::: Provided data :::

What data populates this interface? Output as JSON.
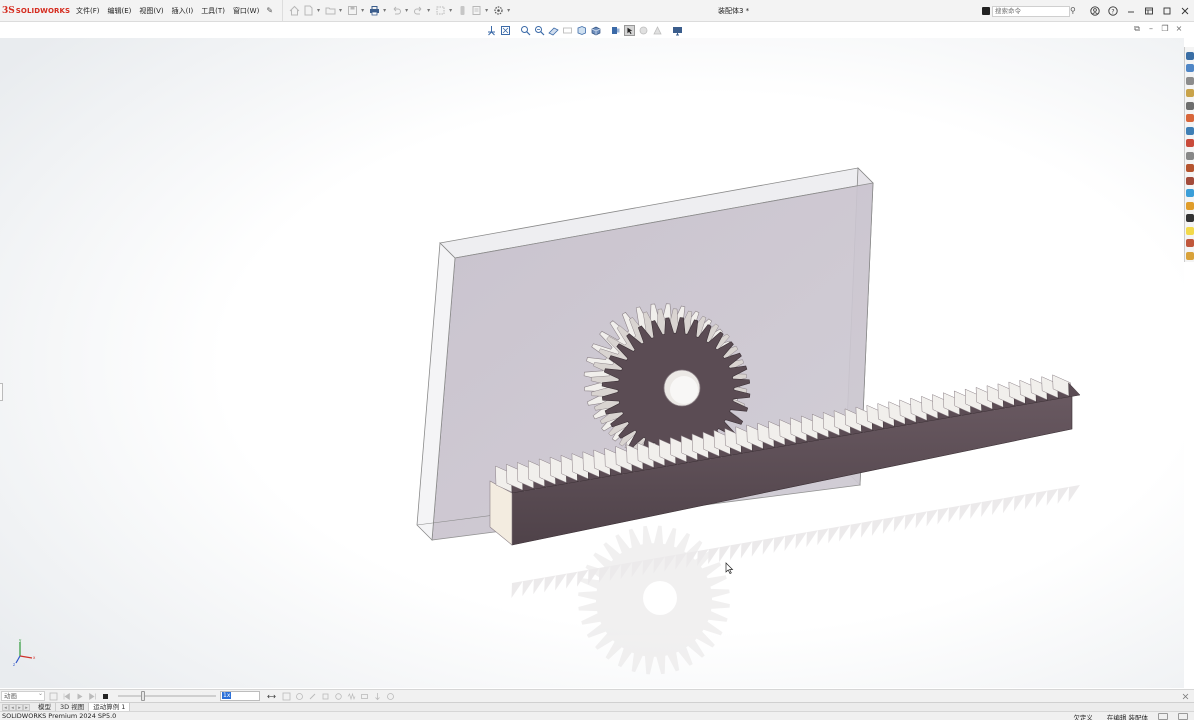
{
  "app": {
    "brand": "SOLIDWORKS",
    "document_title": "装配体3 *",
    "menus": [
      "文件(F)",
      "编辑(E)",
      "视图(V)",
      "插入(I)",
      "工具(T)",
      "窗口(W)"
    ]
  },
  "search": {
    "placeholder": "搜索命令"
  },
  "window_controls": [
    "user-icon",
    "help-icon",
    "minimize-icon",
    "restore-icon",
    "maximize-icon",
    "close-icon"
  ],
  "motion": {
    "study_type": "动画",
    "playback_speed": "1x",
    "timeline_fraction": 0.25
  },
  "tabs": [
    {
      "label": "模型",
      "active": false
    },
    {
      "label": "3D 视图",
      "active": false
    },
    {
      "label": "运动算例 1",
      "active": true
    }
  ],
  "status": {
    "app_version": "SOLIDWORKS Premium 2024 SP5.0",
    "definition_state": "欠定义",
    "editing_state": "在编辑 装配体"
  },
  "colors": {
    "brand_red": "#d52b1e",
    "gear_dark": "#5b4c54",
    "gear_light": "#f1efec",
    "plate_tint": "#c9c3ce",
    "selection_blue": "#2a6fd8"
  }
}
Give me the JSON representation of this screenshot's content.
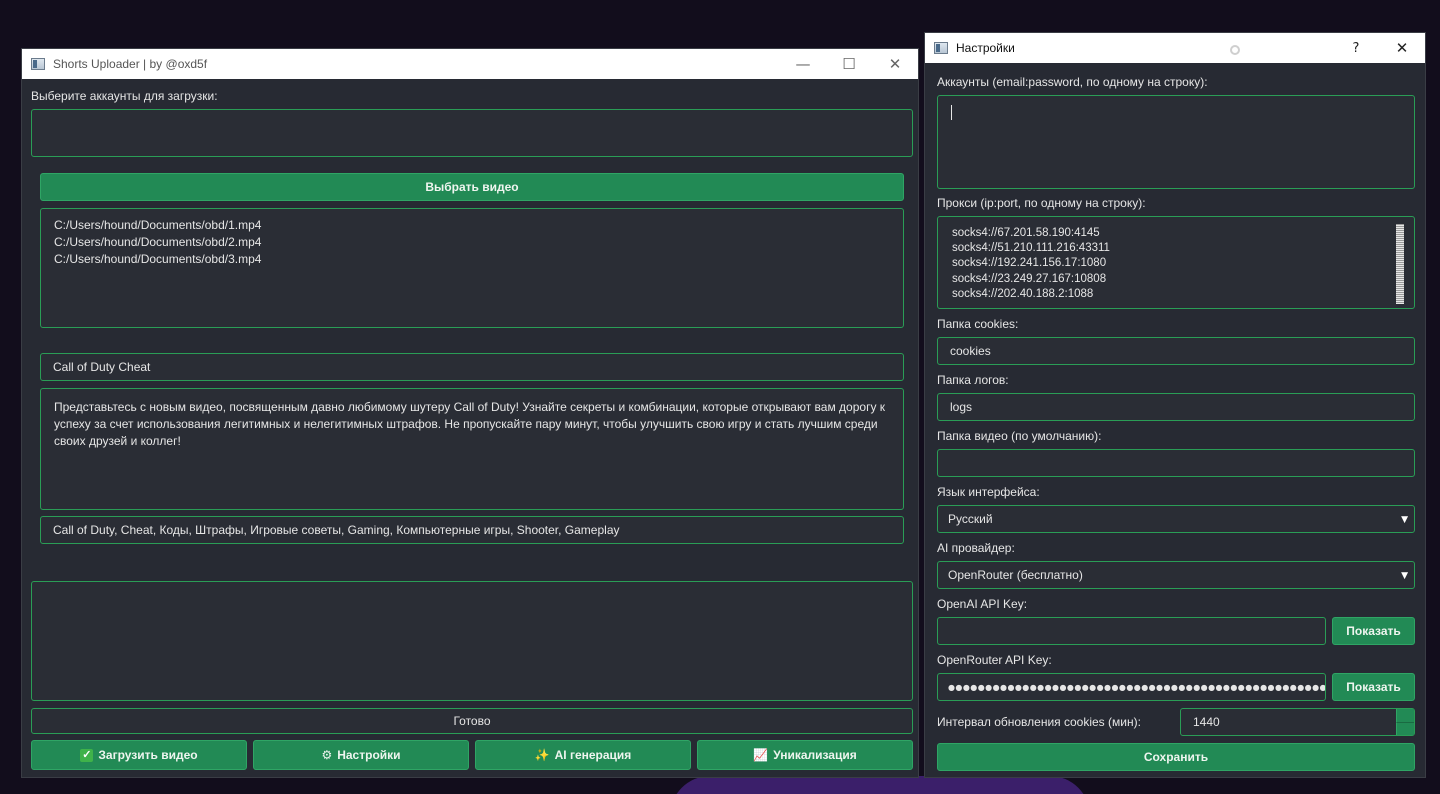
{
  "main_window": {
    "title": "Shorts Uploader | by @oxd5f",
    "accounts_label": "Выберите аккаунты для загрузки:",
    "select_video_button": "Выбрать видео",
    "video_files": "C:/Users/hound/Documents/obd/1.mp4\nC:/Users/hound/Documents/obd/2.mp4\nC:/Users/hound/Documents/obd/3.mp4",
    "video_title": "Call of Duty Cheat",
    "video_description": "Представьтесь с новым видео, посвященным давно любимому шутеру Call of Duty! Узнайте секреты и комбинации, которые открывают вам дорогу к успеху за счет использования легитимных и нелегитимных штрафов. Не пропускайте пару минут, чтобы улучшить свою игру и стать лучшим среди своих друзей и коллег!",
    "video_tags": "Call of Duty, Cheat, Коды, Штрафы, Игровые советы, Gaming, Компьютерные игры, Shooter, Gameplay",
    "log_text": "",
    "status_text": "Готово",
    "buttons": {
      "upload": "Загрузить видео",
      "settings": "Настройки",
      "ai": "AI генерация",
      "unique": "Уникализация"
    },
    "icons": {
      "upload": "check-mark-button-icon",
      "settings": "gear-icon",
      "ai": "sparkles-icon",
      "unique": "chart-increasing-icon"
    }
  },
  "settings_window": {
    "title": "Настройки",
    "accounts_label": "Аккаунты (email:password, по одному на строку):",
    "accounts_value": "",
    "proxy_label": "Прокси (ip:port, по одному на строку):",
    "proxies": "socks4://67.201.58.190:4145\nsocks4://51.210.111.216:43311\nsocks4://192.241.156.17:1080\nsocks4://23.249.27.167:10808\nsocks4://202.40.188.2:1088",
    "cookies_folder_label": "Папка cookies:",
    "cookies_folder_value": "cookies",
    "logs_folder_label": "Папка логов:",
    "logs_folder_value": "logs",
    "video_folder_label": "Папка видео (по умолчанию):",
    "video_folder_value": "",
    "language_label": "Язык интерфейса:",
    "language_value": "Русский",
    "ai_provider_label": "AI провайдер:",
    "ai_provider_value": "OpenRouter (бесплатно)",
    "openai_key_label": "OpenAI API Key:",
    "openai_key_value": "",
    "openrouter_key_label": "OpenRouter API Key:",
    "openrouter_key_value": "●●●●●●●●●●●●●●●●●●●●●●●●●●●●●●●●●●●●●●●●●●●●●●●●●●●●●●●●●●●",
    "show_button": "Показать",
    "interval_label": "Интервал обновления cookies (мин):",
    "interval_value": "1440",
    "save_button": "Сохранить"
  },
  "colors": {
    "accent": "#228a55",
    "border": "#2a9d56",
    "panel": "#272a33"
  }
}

:::

Exercise: Leave the images out and output the remaining material exactly as it stands.

Response to the task:
What data populates this interface? Output as JSON.
{
  "app": {
    "brand": "SOLIDWORKS",
    "document_title": "装配体3 *",
    "menus": [
      "文件(F)",
      "编辑(E)",
      "视图(V)",
      "插入(I)",
      "工具(T)",
      "窗口(W)"
    ]
  },
  "search": {
    "placeholder": "搜索命令"
  },
  "window_controls": [
    "user-icon",
    "help-icon",
    "minimize-icon",
    "restore-icon",
    "maximize-icon",
    "close-icon"
  ],
  "motion": {
    "study_type": "动画",
    "playback_speed": "1x",
    "timeline_fraction": 0.25
  },
  "tabs": [
    {
      "label": "模型",
      "active": false
    },
    {
      "label": "3D 视图",
      "active": false
    },
    {
      "label": "运动算例 1",
      "active": true
    }
  ],
  "status": {
    "app_version": "SOLIDWORKS Premium 2024 SP5.0",
    "definition_state": "欠定义",
    "editing_state": "在编辑 装配体"
  },
  "colors": {
    "brand_red": "#d52b1e",
    "gear_dark": "#5b4c54",
    "gear_light": "#f1efec",
    "plate_tint": "#c9c3ce",
    "selection_blue": "#2a6fd8"
  }
}
Give me the JSON representation of this screenshot's content.
{
  "main_window": {
    "title": "Shorts Uploader | by @oxd5f",
    "accounts_label": "Выберите аккаунты для загрузки:",
    "select_video_button": "Выбрать видео",
    "video_files": "C:/Users/hound/Documents/obd/1.mp4\nC:/Users/hound/Documents/obd/2.mp4\nC:/Users/hound/Documents/obd/3.mp4",
    "video_title": "Call of Duty Cheat",
    "video_description": "Представьтесь с новым видео, посвященным давно любимому шутеру Call of Duty! Узнайте секреты и комбинации, которые открывают вам дорогу к успеху за счет использования легитимных и нелегитимных штрафов. Не пропускайте пару минут, чтобы улучшить свою игру и стать лучшим среди своих друзей и коллег!",
    "video_tags": "Call of Duty, Cheat, Коды, Штрафы, Игровые советы, Gaming, Компьютерные игры, Shooter, Gameplay",
    "log_text": "",
    "status_text": "Готово",
    "buttons": {
      "upload": "Загрузить видео",
      "settings": "Настройки",
      "ai": "AI генерация",
      "unique": "Уникализация"
    },
    "icons": {
      "upload": "check-mark-button-icon",
      "settings": "gear-icon",
      "ai": "sparkles-icon",
      "unique": "chart-increasing-icon"
    }
  },
  "settings_window": {
    "title": "Настройки",
    "accounts_label": "Аккаунты (email:password, по одному на строку):",
    "accounts_value": "",
    "proxy_label": "Прокси (ip:port, по одному на строку):",
    "proxies": "socks4://67.201.58.190:4145\nsocks4://51.210.111.216:43311\nsocks4://192.241.156.17:1080\nsocks4://23.249.27.167:10808\nsocks4://202.40.188.2:1088",
    "cookies_folder_label": "Папка cookies:",
    "cookies_folder_value": "cookies",
    "logs_folder_label": "Папка логов:",
    "logs_folder_value": "logs",
    "video_folder_label": "Папка видео (по умолчанию):",
    "video_folder_value": "",
    "language_label": "Язык интерфейса:",
    "language_value": "Русский",
    "ai_provider_label": "AI провайдер:",
    "ai_provider_value": "OpenRouter (бесплатно)",
    "openai_key_label": "OpenAI API Key:",
    "openai_key_value": "",
    "openrouter_key_label": "OpenRouter API Key:",
    "openrouter_key_value": "●●●●●●●●●●●●●●●●●●●●●●●●●●●●●●●●●●●●●●●●●●●●●●●●●●●●●●●●●●●",
    "show_button": "Показать",
    "interval_label": "Интервал обновления cookies (мин):",
    "interval_value": "1440",
    "save_button": "Сохранить"
  },
  "colors": {
    "accent": "#228a55",
    "border": "#2a9d56",
    "panel": "#272a33"
  }
}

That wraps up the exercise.